EXCERPTED RECORDS:
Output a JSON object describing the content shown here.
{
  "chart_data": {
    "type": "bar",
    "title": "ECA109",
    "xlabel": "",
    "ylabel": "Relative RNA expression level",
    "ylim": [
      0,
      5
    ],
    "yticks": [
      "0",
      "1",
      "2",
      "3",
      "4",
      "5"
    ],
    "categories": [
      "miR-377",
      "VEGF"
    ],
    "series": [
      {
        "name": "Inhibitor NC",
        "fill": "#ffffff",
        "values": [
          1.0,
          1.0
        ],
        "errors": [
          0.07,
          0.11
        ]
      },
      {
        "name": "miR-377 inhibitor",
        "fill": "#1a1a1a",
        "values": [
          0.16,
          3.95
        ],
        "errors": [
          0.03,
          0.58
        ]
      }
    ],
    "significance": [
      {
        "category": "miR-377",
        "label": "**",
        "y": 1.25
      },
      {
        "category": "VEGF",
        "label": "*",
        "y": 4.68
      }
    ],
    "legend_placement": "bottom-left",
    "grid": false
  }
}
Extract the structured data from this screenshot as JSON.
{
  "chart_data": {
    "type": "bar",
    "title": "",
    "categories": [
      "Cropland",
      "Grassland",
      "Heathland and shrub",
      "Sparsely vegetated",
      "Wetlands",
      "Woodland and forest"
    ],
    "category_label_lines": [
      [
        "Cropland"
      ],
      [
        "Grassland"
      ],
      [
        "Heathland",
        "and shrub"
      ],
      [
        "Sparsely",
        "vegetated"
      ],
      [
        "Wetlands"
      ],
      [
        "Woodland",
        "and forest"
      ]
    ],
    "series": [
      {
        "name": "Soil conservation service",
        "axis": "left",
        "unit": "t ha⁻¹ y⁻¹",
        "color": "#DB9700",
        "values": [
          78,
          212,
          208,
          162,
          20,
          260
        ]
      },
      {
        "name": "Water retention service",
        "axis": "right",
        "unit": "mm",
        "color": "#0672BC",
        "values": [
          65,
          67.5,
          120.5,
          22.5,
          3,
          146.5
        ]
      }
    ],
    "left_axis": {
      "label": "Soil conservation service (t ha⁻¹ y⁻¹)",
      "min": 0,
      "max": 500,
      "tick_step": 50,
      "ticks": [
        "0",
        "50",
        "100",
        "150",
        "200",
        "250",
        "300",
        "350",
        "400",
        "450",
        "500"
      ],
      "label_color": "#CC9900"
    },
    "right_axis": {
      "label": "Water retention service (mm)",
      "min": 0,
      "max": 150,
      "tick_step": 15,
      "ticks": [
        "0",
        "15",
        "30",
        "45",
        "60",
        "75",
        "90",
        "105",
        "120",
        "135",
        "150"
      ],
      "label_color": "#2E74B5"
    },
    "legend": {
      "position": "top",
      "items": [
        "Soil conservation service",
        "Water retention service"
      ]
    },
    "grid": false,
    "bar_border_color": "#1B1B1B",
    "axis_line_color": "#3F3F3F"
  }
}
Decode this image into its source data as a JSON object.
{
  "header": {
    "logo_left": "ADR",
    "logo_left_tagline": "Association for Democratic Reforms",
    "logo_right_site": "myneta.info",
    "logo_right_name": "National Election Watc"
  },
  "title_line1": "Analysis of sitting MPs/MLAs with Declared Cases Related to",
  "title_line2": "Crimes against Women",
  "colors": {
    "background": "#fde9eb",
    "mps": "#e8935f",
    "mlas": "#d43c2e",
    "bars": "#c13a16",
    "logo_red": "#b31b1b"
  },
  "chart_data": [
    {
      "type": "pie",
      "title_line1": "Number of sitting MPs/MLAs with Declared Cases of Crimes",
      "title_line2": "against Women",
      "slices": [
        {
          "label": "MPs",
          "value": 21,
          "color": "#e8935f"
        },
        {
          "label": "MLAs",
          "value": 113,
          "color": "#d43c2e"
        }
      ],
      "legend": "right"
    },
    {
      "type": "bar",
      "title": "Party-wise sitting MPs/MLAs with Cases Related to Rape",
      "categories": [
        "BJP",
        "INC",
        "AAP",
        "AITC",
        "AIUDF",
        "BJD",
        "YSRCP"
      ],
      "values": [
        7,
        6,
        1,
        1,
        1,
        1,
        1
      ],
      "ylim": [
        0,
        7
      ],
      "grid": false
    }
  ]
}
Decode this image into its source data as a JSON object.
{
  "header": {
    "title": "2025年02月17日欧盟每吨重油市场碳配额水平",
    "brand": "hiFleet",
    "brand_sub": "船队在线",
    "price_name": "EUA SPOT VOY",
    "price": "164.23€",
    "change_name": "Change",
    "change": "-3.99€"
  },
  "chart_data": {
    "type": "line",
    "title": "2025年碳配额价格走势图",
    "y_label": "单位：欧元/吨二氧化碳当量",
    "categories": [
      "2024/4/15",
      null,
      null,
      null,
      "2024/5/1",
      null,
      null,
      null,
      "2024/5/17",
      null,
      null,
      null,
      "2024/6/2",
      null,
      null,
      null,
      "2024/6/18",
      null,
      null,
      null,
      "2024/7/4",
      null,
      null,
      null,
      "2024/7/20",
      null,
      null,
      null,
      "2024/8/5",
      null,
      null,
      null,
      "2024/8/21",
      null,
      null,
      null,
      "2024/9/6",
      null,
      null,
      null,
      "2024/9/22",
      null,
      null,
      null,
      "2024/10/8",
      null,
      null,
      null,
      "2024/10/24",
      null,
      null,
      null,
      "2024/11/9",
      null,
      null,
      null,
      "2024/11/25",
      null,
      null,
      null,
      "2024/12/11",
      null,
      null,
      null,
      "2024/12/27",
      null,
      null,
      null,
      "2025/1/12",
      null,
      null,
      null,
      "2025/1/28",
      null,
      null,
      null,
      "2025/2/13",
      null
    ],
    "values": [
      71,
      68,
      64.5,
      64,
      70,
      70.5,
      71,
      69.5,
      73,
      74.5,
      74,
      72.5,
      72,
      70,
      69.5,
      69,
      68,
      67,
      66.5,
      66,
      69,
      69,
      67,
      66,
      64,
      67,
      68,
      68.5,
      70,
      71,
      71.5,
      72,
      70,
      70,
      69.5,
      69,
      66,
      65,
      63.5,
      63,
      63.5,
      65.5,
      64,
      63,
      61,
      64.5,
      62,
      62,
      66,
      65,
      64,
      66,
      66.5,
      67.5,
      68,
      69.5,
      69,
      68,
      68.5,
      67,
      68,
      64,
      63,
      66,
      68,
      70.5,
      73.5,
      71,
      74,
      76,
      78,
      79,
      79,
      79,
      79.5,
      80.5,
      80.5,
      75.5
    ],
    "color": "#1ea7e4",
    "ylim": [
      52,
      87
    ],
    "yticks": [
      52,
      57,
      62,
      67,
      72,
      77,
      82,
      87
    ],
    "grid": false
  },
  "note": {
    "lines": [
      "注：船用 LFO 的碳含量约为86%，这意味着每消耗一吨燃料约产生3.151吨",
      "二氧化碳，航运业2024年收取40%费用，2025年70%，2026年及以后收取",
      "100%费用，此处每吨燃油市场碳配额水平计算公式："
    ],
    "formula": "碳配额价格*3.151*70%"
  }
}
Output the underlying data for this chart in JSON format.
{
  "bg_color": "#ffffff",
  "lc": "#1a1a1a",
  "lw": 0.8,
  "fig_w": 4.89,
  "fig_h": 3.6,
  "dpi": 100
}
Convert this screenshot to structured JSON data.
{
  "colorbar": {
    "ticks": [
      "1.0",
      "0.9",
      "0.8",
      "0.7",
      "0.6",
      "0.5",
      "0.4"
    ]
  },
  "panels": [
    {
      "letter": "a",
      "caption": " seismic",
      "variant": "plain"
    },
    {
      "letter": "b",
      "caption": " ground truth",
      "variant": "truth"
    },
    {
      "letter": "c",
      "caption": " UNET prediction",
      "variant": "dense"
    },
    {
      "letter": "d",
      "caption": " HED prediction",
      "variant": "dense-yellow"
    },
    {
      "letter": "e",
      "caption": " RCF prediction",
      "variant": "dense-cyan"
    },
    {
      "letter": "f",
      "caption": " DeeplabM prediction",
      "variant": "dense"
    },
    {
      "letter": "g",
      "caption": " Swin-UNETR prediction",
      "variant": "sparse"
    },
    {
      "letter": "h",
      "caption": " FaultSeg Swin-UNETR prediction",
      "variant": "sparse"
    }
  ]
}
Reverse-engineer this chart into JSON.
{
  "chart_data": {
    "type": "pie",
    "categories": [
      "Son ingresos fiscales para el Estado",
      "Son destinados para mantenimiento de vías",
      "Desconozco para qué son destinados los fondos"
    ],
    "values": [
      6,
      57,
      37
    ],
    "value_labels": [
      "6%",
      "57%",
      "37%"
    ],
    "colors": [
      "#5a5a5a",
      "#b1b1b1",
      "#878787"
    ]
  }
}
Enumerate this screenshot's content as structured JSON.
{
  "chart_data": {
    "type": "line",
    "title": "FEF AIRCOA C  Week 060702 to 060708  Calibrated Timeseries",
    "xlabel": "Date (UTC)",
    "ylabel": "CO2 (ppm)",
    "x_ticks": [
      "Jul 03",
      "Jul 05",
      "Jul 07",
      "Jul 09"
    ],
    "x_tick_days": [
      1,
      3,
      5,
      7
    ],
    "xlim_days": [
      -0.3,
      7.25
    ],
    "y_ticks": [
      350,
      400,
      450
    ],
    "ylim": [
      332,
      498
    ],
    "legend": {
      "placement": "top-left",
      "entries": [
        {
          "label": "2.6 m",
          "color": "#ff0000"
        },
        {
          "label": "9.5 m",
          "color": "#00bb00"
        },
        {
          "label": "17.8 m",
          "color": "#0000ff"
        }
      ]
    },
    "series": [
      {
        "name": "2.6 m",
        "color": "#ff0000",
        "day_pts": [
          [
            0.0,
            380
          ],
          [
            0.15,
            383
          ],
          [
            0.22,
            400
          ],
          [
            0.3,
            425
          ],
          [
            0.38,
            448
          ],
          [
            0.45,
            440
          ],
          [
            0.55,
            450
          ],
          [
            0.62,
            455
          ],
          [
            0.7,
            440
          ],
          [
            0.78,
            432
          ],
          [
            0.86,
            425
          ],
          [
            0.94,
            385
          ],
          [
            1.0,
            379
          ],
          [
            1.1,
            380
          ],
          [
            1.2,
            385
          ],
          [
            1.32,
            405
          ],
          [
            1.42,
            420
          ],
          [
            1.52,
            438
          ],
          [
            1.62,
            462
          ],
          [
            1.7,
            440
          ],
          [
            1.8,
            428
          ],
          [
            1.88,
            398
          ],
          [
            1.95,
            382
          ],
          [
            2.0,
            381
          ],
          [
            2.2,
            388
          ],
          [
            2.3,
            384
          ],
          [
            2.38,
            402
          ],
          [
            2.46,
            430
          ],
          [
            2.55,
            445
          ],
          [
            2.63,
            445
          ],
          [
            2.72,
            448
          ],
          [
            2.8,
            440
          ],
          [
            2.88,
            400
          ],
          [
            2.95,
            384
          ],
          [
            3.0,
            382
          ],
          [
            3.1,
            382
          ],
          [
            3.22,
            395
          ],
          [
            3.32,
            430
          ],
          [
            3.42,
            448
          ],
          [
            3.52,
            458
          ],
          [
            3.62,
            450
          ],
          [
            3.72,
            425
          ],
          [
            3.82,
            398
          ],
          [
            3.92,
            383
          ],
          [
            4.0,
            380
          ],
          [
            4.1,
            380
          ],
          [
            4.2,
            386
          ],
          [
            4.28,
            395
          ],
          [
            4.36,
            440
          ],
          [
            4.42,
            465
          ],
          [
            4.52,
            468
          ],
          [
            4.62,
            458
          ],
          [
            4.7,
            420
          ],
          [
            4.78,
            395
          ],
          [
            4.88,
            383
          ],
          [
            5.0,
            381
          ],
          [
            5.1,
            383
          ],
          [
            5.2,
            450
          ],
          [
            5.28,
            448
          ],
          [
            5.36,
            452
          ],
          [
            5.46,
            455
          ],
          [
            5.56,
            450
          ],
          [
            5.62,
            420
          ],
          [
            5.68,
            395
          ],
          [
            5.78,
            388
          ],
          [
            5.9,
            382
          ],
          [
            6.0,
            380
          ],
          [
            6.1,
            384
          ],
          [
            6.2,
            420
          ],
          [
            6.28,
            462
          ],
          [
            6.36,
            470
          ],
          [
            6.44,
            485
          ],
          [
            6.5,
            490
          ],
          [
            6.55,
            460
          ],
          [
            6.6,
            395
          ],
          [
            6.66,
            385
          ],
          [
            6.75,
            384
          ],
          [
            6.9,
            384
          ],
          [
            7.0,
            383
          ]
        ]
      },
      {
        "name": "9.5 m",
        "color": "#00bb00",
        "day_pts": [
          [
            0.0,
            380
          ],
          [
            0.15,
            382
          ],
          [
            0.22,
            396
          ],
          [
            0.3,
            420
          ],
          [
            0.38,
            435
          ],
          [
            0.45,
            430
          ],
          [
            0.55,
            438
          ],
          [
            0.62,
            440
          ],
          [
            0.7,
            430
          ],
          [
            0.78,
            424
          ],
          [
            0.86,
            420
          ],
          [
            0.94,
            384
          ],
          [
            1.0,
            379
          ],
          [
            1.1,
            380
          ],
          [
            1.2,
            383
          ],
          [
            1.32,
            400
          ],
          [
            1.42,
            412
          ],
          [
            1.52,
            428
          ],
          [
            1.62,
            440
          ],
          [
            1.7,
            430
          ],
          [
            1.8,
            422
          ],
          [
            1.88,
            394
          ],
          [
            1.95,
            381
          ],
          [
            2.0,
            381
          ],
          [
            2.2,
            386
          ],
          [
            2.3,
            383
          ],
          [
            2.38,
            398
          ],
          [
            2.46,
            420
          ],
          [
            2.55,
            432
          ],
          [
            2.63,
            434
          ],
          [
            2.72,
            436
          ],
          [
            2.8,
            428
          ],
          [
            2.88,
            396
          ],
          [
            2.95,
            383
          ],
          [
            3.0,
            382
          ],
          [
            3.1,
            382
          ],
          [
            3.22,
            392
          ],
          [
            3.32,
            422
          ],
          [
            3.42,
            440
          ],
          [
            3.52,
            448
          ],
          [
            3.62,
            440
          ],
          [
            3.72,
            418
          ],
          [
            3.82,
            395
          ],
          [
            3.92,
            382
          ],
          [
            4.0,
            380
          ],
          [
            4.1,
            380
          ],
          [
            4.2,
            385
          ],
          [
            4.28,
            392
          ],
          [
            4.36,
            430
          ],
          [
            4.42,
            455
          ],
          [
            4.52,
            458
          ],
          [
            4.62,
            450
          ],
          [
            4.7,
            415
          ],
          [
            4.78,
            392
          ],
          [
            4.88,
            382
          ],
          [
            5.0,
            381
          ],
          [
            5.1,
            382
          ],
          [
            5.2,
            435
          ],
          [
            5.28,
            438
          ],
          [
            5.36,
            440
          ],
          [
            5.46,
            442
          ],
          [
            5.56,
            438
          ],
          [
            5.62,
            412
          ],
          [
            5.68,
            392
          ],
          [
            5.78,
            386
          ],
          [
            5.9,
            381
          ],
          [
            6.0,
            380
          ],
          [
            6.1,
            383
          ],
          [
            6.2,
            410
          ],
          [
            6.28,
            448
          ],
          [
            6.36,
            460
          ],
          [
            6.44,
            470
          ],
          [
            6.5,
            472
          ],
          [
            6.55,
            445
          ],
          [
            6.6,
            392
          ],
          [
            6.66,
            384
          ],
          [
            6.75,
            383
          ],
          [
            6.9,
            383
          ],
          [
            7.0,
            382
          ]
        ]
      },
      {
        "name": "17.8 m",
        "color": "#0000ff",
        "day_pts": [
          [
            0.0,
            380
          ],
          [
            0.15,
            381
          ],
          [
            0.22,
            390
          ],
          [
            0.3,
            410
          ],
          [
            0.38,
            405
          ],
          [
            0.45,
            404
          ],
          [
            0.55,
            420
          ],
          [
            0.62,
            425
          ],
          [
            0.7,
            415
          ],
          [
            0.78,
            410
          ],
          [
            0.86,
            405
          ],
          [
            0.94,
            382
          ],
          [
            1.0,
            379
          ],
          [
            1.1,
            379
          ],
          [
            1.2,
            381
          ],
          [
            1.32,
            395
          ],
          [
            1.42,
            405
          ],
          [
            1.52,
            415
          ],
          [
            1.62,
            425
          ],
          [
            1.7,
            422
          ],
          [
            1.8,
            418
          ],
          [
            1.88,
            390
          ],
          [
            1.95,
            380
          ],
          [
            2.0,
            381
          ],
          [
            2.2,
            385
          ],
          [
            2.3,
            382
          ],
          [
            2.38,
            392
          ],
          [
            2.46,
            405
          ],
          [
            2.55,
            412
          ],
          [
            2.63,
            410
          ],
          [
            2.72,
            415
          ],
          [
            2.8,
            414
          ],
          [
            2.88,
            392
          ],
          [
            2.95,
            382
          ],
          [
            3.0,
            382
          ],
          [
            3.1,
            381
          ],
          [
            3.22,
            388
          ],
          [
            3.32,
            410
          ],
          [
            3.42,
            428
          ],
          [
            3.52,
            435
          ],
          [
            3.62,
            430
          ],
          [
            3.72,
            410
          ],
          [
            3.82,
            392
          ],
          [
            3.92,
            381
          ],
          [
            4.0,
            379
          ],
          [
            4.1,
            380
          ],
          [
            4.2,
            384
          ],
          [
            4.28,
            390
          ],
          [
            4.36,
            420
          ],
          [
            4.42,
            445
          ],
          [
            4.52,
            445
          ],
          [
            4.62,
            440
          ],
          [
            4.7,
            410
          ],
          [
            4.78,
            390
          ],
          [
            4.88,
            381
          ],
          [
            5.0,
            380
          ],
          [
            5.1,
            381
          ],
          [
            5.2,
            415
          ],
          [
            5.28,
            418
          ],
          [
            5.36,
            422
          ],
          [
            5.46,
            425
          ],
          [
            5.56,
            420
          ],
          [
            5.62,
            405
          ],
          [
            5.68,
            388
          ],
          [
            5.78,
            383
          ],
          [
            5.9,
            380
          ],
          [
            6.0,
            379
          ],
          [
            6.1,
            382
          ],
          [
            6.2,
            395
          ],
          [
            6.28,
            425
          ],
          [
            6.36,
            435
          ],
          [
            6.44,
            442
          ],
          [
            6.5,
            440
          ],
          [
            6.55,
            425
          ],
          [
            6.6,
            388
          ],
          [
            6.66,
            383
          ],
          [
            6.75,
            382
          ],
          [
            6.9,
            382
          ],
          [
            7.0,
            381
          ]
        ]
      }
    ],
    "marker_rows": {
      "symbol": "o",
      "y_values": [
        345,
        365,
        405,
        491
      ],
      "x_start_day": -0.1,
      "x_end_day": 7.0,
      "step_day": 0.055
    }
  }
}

EXERCISE TASK:
Copy out each line of the material that holds the word "variant".

RESPONSE TO THE TASK:
      "variant": "plain"
      "variant": "truth"
      "variant": "dense"
      "variant": "dense-yellow"
      "variant": "dense-cyan"
      "variant": "dense"
      "variant": "sparse"
      "variant": "sparse"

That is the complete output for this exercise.